WHAT THIS TASK INVOLVES
Set down the material once more, exactly as it appears.
# # #
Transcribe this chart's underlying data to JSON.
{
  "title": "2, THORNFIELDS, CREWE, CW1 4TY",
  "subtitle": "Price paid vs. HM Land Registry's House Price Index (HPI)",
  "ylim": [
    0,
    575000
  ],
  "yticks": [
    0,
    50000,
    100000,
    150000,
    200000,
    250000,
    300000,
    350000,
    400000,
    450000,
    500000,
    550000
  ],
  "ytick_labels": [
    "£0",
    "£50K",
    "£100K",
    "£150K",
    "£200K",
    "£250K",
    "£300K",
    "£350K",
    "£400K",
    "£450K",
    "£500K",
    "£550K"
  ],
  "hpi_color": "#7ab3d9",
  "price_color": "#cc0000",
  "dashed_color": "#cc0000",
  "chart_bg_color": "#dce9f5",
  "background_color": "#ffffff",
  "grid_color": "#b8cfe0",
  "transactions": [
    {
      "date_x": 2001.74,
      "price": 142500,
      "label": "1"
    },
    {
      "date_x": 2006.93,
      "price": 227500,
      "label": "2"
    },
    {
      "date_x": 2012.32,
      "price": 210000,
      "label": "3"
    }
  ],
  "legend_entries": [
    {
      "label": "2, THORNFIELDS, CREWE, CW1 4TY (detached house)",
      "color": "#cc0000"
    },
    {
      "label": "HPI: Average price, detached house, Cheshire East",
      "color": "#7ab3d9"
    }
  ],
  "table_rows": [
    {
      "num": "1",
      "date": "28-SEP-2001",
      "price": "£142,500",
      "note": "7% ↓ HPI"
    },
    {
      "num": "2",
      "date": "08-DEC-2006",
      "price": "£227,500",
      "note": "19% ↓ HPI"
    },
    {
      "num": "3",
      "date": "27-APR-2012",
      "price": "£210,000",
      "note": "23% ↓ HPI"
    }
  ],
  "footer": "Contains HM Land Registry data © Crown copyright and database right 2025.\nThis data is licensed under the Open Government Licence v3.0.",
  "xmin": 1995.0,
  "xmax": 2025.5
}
# # #
FINISHED TASK
Transcribe this chart's underlying data to JSON.
{
  "title": "2, THORNFIELDS, CREWE, CW1 4TY",
  "subtitle": "Price paid vs. HM Land Registry's House Price Index (HPI)",
  "ylim": [
    0,
    575000
  ],
  "yticks": [
    0,
    50000,
    100000,
    150000,
    200000,
    250000,
    300000,
    350000,
    400000,
    450000,
    500000,
    550000
  ],
  "ytick_labels": [
    "£0",
    "£50K",
    "£100K",
    "£150K",
    "£200K",
    "£250K",
    "£300K",
    "£350K",
    "£400K",
    "£450K",
    "£500K",
    "£550K"
  ],
  "hpi_color": "#7ab3d9",
  "price_color": "#cc0000",
  "dashed_color": "#cc0000",
  "chart_bg_color": "#dce9f5",
  "background_color": "#ffffff",
  "grid_color": "#b8cfe0",
  "transactions": [
    {
      "date_x": 2001.74,
      "price": 142500,
      "label": "1"
    },
    {
      "date_x": 2006.93,
      "price": 227500,
      "label": "2"
    },
    {
      "date_x": 2012.32,
      "price": 210000,
      "label": "3"
    }
  ],
  "legend_entries": [
    {
      "label": "2, THORNFIELDS, CREWE, CW1 4TY (detached house)",
      "color": "#cc0000"
    },
    {
      "label": "HPI: Average price, detached house, Cheshire East",
      "color": "#7ab3d9"
    }
  ],
  "table_rows": [
    {
      "num": "1",
      "date": "28-SEP-2001",
      "price": "£142,500",
      "note": "7% ↓ HPI"
    },
    {
      "num": "2",
      "date": "08-DEC-2006",
      "price": "£227,500",
      "note": "19% ↓ HPI"
    },
    {
      "num": "3",
      "date": "27-APR-2012",
      "price": "£210,000",
      "note": "23% ↓ HPI"
    }
  ],
  "footer": "Contains HM Land Registry data © Crown copyright and database right 2025.\nThis data is licensed under the Open Government Licence v3.0.",
  "xmin": 1995.0,
  "xmax": 2025.5
}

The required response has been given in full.